WHAT YOU SHOULD DO =>
Word for word, give the material below again, minus any images.

RECORDS SHOWN =>
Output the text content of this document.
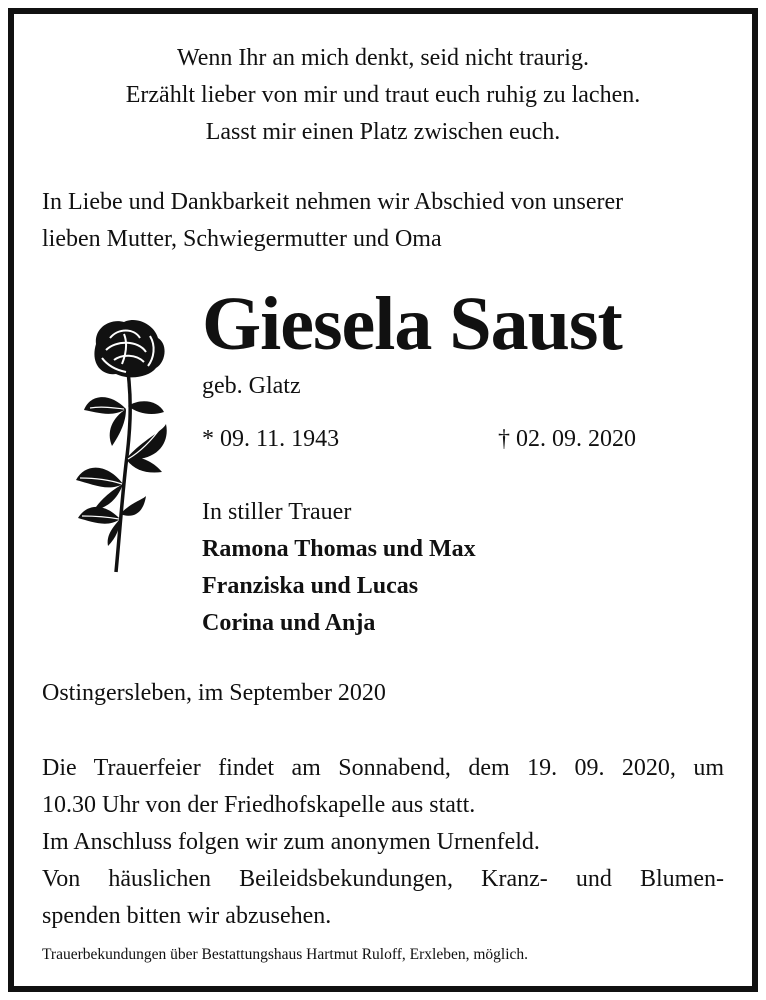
Wenn Ihr an mich denkt, seid nicht traurig.
Erzählt lieber von mir und traut euch ruhig zu lachen.
Lasst mir einen Platz zwischen euch.
In Liebe und Dankbarkeit nehmen wir Abschied von unserer
lieben Mutter, Schwiegermutter und Oma
Giesela Saust
geb. Glatz
* 09. 11. 1943	† 02. 09. 2020
In stiller Trauer
Ramona Thomas und Max
Franziska und Lucas
Corina und Anja
Ostingersleben, im September 2020
Die Trauerfeier findet am Sonnabend, dem 19. 09. 2020, um
10.30 Uhr von der Friedhofskapelle aus statt.
Im Anschluss folgen wir zum anonymen Urnenfeld.
Von häuslichen Beileidsbekundungen, Kranz- und Blumen-
spenden bitten wir abzusehen.
Trauerbekundungen über Bestattungshaus Hartmut Ruloff, Erxleben, möglich.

RESULT BELOW =>
Output the text content of this document.
Wenn Ihr an mich denkt, seid nicht traurig.
Erzählt lieber von mir und traut euch ruhig zu lachen.
Lasst mir einen Platz zwischen euch.
In Liebe und Dankbarkeit nehmen wir Abschied von unserer
lieben Mutter, Schwiegermutter und Oma
Giesela Saust
geb. Glatz
* 09. 11. 1943	† 02. 09. 2020
In stiller Trauer
Ramona Thomas und Max
Franziska und Lucas
Corina und Anja
Ostingersleben, im September 2020
Die Trauerfeier findet am Sonnabend, dem 19. 09. 2020, um
10.30 Uhr von der Friedhofskapelle aus statt.
Im Anschluss folgen wir zum anonymen Urnenfeld.
Von häuslichen Beileidsbekundungen, Kranz- und Blumen-
spenden bitten wir abzusehen.
Trauerbekundungen über Bestattungshaus Hartmut Ruloff, Erxleben, möglich.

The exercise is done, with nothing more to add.